"""
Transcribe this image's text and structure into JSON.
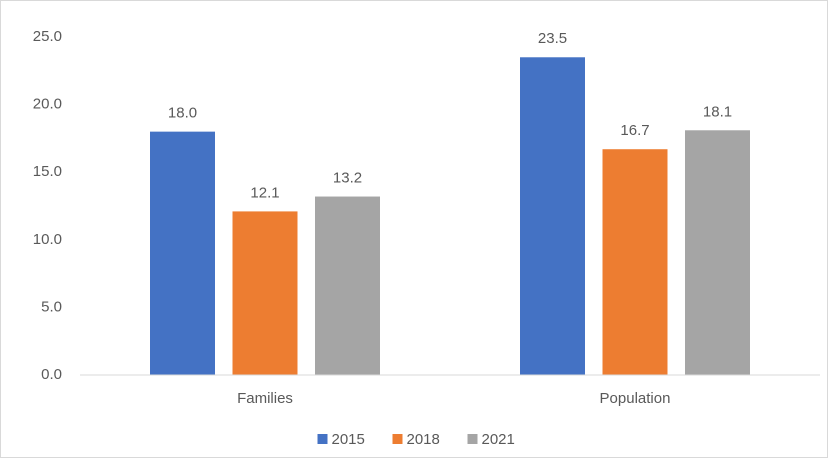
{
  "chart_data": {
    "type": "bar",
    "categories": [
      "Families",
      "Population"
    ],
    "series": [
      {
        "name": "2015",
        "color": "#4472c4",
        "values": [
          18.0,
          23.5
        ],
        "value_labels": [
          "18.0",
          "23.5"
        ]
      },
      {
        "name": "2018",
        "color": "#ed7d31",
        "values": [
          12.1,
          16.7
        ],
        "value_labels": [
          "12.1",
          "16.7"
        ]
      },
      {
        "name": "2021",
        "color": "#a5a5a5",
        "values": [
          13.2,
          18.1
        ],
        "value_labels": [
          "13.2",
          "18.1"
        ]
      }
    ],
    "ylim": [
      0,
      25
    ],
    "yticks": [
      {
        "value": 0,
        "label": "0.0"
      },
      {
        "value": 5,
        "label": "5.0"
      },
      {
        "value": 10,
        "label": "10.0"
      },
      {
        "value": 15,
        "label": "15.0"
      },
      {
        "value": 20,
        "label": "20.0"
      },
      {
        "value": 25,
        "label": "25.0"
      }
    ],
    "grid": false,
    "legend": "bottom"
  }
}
"""
"""
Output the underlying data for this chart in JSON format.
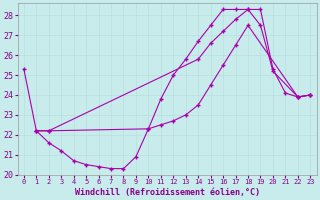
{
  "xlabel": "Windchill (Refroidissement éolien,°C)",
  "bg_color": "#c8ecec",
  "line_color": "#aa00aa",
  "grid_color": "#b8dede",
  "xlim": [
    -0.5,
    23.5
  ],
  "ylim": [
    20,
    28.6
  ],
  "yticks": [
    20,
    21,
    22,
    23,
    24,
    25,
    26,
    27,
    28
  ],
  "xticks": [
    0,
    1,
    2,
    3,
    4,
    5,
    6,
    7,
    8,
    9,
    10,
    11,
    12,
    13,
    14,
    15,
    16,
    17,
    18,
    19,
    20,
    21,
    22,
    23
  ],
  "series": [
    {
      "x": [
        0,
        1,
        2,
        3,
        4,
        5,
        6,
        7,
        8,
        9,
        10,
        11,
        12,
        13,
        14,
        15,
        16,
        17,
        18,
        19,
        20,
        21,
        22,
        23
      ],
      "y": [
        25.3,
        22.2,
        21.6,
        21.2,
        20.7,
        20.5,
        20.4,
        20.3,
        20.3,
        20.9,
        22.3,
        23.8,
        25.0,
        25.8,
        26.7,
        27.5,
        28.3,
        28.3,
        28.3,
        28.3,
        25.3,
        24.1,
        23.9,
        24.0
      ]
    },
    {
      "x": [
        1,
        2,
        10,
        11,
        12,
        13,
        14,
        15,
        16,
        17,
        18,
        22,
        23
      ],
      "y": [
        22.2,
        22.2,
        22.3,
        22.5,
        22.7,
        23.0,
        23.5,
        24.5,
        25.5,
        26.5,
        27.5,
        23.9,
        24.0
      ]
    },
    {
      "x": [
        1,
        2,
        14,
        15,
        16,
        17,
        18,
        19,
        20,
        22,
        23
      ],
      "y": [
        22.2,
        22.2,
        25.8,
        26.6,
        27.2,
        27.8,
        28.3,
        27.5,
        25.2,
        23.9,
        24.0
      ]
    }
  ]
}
"""
_Written problem_. Copy each line holding the word "JSON" from the listing above.

_Exercise result_.
Transcribe this image's text and structure into JSON.
Output the underlying data for this chart in JSON format.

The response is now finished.